A run of records
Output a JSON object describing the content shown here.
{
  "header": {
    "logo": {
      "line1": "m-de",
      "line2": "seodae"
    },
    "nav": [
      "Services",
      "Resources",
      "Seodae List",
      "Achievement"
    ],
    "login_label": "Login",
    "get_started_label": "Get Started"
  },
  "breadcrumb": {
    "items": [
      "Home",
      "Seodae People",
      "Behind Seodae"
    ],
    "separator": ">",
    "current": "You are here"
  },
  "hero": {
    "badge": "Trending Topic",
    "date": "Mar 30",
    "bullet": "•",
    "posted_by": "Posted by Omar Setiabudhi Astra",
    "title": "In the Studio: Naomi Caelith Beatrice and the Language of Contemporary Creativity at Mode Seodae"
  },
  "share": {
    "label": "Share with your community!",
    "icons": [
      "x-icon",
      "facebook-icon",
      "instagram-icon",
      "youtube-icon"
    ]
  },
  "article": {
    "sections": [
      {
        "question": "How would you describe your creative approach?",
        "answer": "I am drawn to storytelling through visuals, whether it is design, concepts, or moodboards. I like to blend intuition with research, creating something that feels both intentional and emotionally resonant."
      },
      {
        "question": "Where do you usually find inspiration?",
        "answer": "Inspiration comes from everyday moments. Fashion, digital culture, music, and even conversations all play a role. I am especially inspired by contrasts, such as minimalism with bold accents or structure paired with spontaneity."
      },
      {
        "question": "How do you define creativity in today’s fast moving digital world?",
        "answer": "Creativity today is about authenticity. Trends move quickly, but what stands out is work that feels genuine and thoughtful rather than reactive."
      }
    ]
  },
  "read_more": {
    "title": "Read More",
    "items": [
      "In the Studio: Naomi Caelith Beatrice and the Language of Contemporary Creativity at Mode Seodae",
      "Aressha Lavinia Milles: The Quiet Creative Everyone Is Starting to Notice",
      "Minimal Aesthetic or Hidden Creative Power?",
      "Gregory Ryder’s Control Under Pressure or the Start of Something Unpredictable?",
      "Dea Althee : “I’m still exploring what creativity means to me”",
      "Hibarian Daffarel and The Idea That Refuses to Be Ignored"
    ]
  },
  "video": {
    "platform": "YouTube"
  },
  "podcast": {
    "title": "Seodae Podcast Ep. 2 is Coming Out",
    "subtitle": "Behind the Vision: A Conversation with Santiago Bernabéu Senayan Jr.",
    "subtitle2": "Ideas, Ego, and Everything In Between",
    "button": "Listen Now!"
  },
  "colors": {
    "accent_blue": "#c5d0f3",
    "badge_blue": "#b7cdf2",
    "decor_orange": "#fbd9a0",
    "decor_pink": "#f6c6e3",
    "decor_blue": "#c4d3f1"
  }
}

What you will do
Repeat the lines above exactly.

Correct output
Output a JSON object describing the content shown here.
{
  "header": {
    "logo": {
      "line1": "m-de",
      "line2": "seodae"
    },
    "nav": [
      "Services",
      "Resources",
      "Seodae List",
      "Achievement"
    ],
    "login_label": "Login",
    "get_started_label": "Get Started"
  },
  "breadcrumb": {
    "items": [
      "Home",
      "Seodae People",
      "Behind Seodae"
    ],
    "separator": ">",
    "current": "You are here"
  },
  "hero": {
    "badge": "Trending Topic",
    "date": "Mar 30",
    "bullet": "•",
    "posted_by": "Posted by Omar Setiabudhi Astra",
    "title": "In the Studio: Naomi Caelith Beatrice and the Language of Contemporary Creativity at Mode Seodae"
  },
  "share": {
    "label": "Share with your community!",
    "icons": [
      "x-icon",
      "facebook-icon",
      "instagram-icon",
      "youtube-icon"
    ]
  },
  "article": {
    "sections": [
      {
        "question": "How would you describe your creative approach?",
        "answer": "I am drawn to storytelling through visuals, whether it is design, concepts, or moodboards. I like to blend intuition with research, creating something that feels both intentional and emotionally resonant."
      },
      {
        "question": "Where do you usually find inspiration?",
        "answer": "Inspiration comes from everyday moments. Fashion, digital culture, music, and even conversations all play a role. I am especially inspired by contrasts, such as minimalism with bold accents or structure paired with spontaneity."
      },
      {
        "question": "How do you define creativity in today’s fast moving digital world?",
        "answer": "Creativity today is about authenticity. Trends move quickly, but what stands out is work that feels genuine and thoughtful rather than reactive."
      }
    ]
  },
  "read_more": {
    "title": "Read More",
    "items": [
      "In the Studio: Naomi Caelith Beatrice and the Language of Contemporary Creativity at Mode Seodae",
      "Aressha Lavinia Milles: The Quiet Creative Everyone Is Starting to Notice",
      "Minimal Aesthetic or Hidden Creative Power?",
      "Gregory Ryder’s Control Under Pressure or the Start of Something Unpredictable?",
      "Dea Althee : “I’m still exploring what creativity means to me”",
      "Hibarian Daffarel and The Idea That Refuses to Be Ignored"
    ]
  },
  "video": {
    "platform": "YouTube"
  },
  "podcast": {
    "title": "Seodae Podcast Ep. 2 is Coming Out",
    "subtitle": "Behind the Vision: A Conversation with Santiago Bernabéu Senayan Jr.",
    "subtitle2": "Ideas, Ego, and Everything In Between",
    "button": "Listen Now!"
  },
  "colors": {
    "accent_blue": "#c5d0f3",
    "badge_blue": "#b7cdf2",
    "decor_orange": "#fbd9a0",
    "decor_pink": "#f6c6e3",
    "decor_blue": "#c4d3f1"
  }
}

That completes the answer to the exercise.